Work instructions: Write the records below out in full, character for character, with no pictures.

Data excerpts:
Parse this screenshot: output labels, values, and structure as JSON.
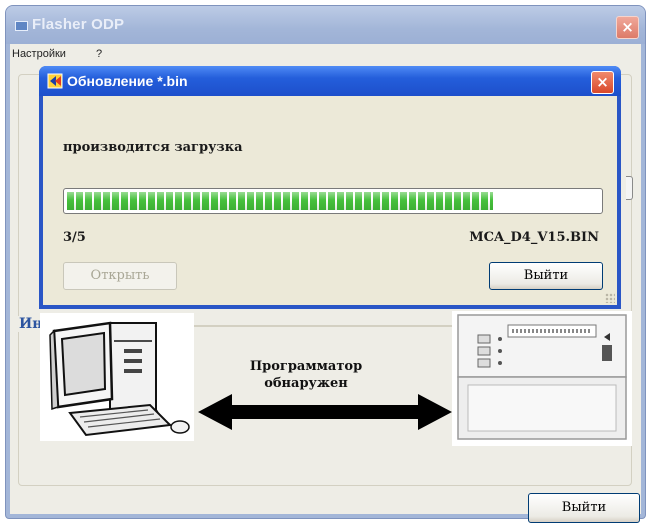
{
  "main_window": {
    "title": "Flasher ODP",
    "menu": [
      "Настройки",
      "?"
    ],
    "info_group_label": "Информация",
    "programmer_status": [
      "Программатор",
      "обнаружен"
    ],
    "exit_button": "Выйти"
  },
  "dialog": {
    "title": "Обновление *.bin",
    "status": "производится загрузка",
    "progress": 0.8,
    "count": "3/5",
    "file_name": "MCA_D4_V15.BIN",
    "open_button": "Открыть",
    "exit_button": "Выйти"
  },
  "colors": {
    "dialog_title": "#245edb",
    "progress_green": "#46c03c",
    "info_label": "#2d55a0",
    "close_red": "#d9482a"
  },
  "icons": {
    "main_close": "×",
    "dialog_close": "×"
  }
}
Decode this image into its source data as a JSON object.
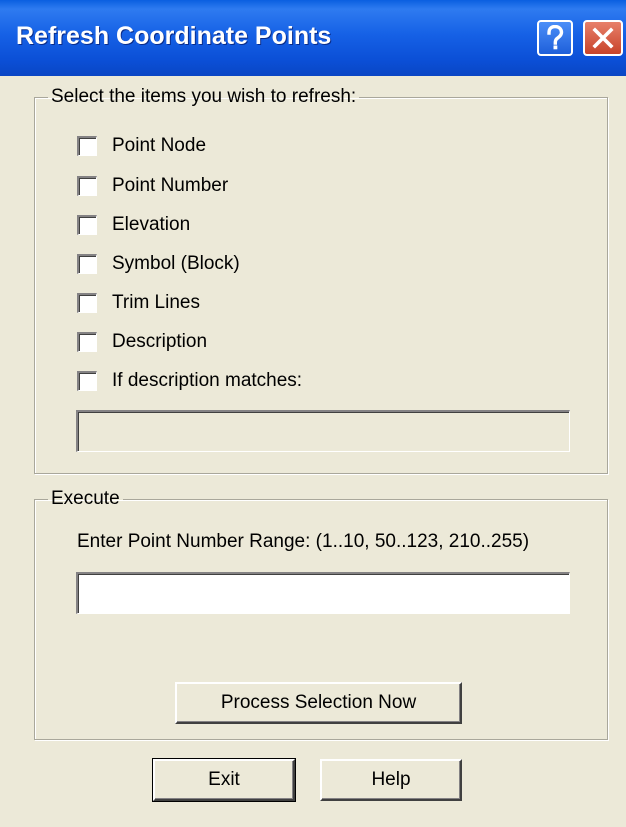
{
  "window": {
    "title": "Refresh Coordinate Points",
    "help_icon": "question-mark-icon",
    "close_icon": "close-x-icon"
  },
  "refresh_group": {
    "legend": "Select the items you wish to refresh:",
    "items": [
      {
        "label": "Point Node",
        "checked": false
      },
      {
        "label": "Point Number",
        "checked": false
      },
      {
        "label": "Elevation",
        "checked": false
      },
      {
        "label": "Symbol (Block)",
        "checked": false
      },
      {
        "label": "Trim Lines",
        "checked": false
      },
      {
        "label": "Description",
        "checked": false
      },
      {
        "label": "If description matches:",
        "checked": false
      }
    ],
    "description_match_value": ""
  },
  "execute_group": {
    "legend": "Execute",
    "range_label": "Enter Point Number Range: (1..10, 50..123, 210..255)",
    "range_value": "",
    "process_button": "Process Selection Now"
  },
  "footer": {
    "exit_button": "Exit",
    "help_button": "Help"
  },
  "colors": {
    "face": "#ECE9D8",
    "titlebar": "#0B4FD6",
    "close_button": "#C8432A"
  }
}
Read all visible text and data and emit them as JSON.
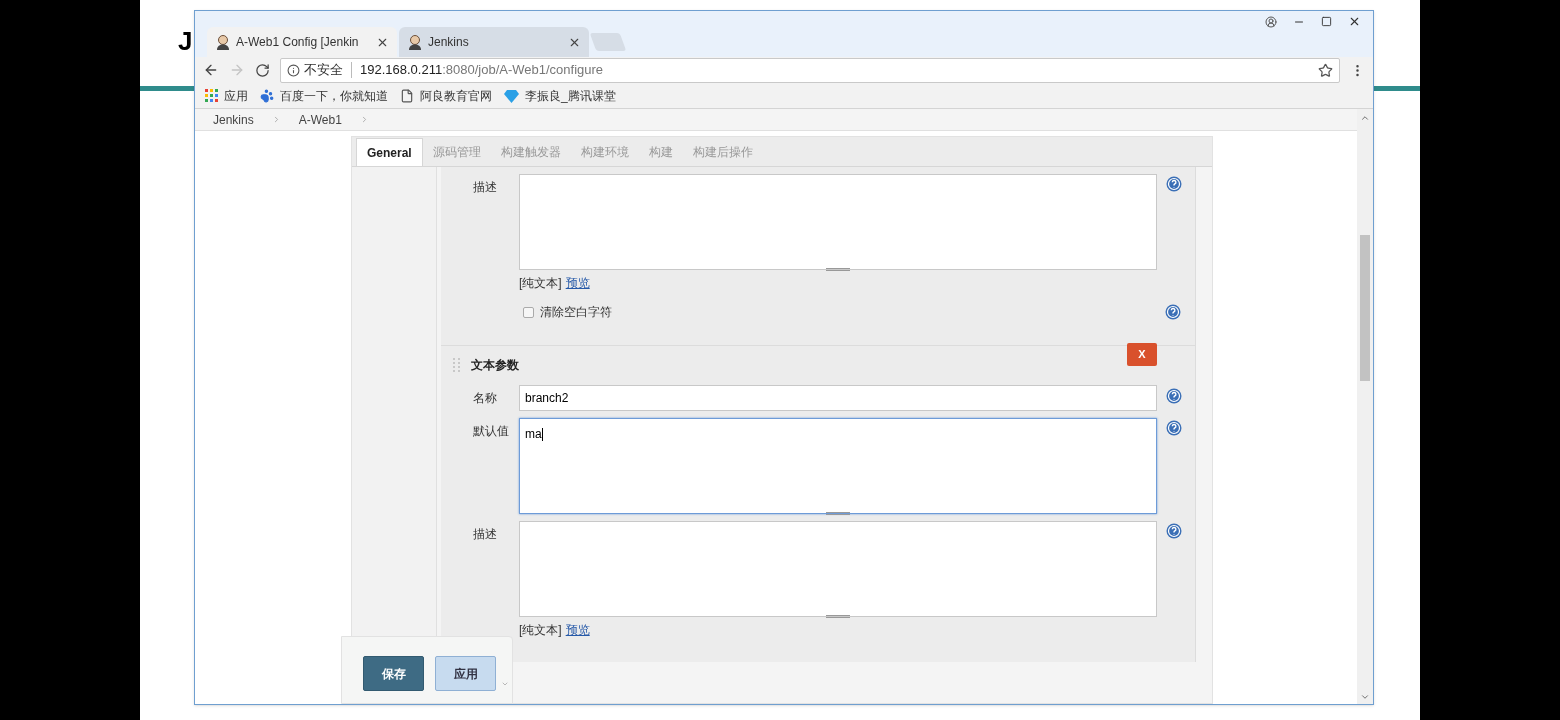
{
  "backdrop_heading": "J",
  "browser": {
    "tabs": [
      {
        "title": "A-Web1 Config [Jenkin",
        "selected": true
      },
      {
        "title": "Jenkins",
        "selected": false
      }
    ],
    "address": {
      "security": "不安全",
      "host": "192.168.0.211",
      "rest": ":8080/job/A-Web1/configure"
    },
    "bookmarks": [
      {
        "label": "应用",
        "kind": "apps"
      },
      {
        "label": "百度一下，你就知道",
        "kind": "paw"
      },
      {
        "label": "阿良教育官网",
        "kind": "page"
      },
      {
        "label": "李振良_腾讯课堂",
        "kind": "gem"
      }
    ]
  },
  "breadcrumbs": [
    "Jenkins",
    "A-Web1"
  ],
  "config_tabs": [
    {
      "label": "General",
      "selected": true
    },
    {
      "label": "源码管理",
      "selected": false
    },
    {
      "label": "构建触发器",
      "selected": false
    },
    {
      "label": "构建环境",
      "selected": false
    },
    {
      "label": "构建",
      "selected": false
    },
    {
      "label": "构建后操作",
      "selected": false
    }
  ],
  "params": [
    {
      "fields": [
        {
          "kind": "textarea",
          "label": "描述",
          "focused": false
        },
        {
          "kind": "format",
          "text": "[纯文本]",
          "link": "预览"
        },
        {
          "kind": "checkbox",
          "label": "清除空白字符",
          "checked": false
        }
      ]
    },
    {
      "title": "文本参数",
      "delete": "X",
      "fields": [
        {
          "kind": "input",
          "label": "名称",
          "value": "branch2"
        },
        {
          "kind": "textarea",
          "label": "默认值",
          "value": "ma",
          "focused": true
        },
        {
          "kind": "textarea",
          "label": "描述",
          "focused": false
        },
        {
          "kind": "format",
          "text": "[纯文本]",
          "link": "预览"
        }
      ]
    }
  ],
  "buttons": [
    {
      "label": "保存",
      "kind": "primary"
    },
    {
      "label": "应用",
      "kind": "secondary"
    }
  ]
}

Output of the exercise:
Parse this screenshot: output labels, values, and structure as JSON.
{
  "main_window": {
    "title": "Flasher ODP",
    "menu": [
      "Настройки",
      "?"
    ],
    "info_group_label": "Информация",
    "programmer_status": [
      "Программатор",
      "обнаружен"
    ],
    "exit_button": "Выйти"
  },
  "dialog": {
    "title": "Обновление *.bin",
    "status": "производится загрузка",
    "progress": 0.8,
    "count": "3/5",
    "file_name": "MCA_D4_V15.BIN",
    "open_button": "Открыть",
    "exit_button": "Выйти"
  },
  "colors": {
    "dialog_title": "#245edb",
    "progress_green": "#46c03c",
    "info_label": "#2d55a0",
    "close_red": "#d9482a"
  },
  "icons": {
    "main_close": "×",
    "dialog_close": "×"
  }
}
Decode this image into its source data as a JSON object.
{
  "window": {
    "title": "Refresh Coordinate Points",
    "help_icon": "question-mark-icon",
    "close_icon": "close-x-icon"
  },
  "refresh_group": {
    "legend": "Select the items you wish to refresh:",
    "items": [
      {
        "label": "Point Node",
        "checked": false
      },
      {
        "label": "Point Number",
        "checked": false
      },
      {
        "label": "Elevation",
        "checked": false
      },
      {
        "label": "Symbol (Block)",
        "checked": false
      },
      {
        "label": "Trim Lines",
        "checked": false
      },
      {
        "label": "Description",
        "checked": false
      },
      {
        "label": "If description matches:",
        "checked": false
      }
    ],
    "description_match_value": ""
  },
  "execute_group": {
    "legend": "Execute",
    "range_label": "Enter Point Number Range: (1..10, 50..123, 210..255)",
    "range_value": "",
    "process_button": "Process Selection Now"
  },
  "footer": {
    "exit_button": "Exit",
    "help_button": "Help"
  },
  "colors": {
    "face": "#ECE9D8",
    "titlebar": "#0B4FD6",
    "close_button": "#C8432A"
  }
}
Read all visible text and data and emit them as JSON.
{
  "backdrop_heading": "J",
  "browser": {
    "tabs": [
      {
        "title": "A-Web1 Config [Jenkin",
        "selected": true
      },
      {
        "title": "Jenkins",
        "selected": false
      }
    ],
    "address": {
      "security": "不安全",
      "host": "192.168.0.211",
      "rest": ":8080/job/A-Web1/configure"
    },
    "bookmarks": [
      {
        "label": "应用",
        "kind": "apps"
      },
      {
        "label": "百度一下，你就知道",
        "kind": "paw"
      },
      {
        "label": "阿良教育官网",
        "kind": "page"
      },
      {
        "label": "李振良_腾讯课堂",
        "kind": "gem"
      }
    ]
  },
  "breadcrumbs": [
    "Jenkins",
    "A-Web1"
  ],
  "config_tabs": [
    {
      "label": "General",
      "selected": true
    },
    {
      "label": "源码管理",
      "selected": false
    },
    {
      "label": "构建触发器",
      "selected": false
    },
    {
      "label": "构建环境",
      "selected": false
    },
    {
      "label": "构建",
      "selected": false
    },
    {
      "label": "构建后操作",
      "selected": false
    }
  ],
  "params": [
    {
      "fields": [
        {
          "kind": "textarea",
          "label": "描述",
          "focused": false
        },
        {
          "kind": "format",
          "text": "[纯文本]",
          "link": "预览"
        },
        {
          "kind": "checkbox",
          "label": "清除空白字符",
          "checked": false
        }
      ]
    },
    {
      "title": "文本参数",
      "delete": "X",
      "fields": [
        {
          "kind": "input",
          "label": "名称",
          "value": "branch2"
        },
        {
          "kind": "textarea",
          "label": "默认值",
          "value": "ma",
          "focused": true
        },
        {
          "kind": "textarea",
          "label": "描述",
          "focused": false
        },
        {
          "kind": "format",
          "text": "[纯文本]",
          "link": "预览"
        }
      ]
    }
  ],
  "buttons": [
    {
      "label": "保存",
      "kind": "primary"
    },
    {
      "label": "应用",
      "kind": "secondary"
    }
  ]
}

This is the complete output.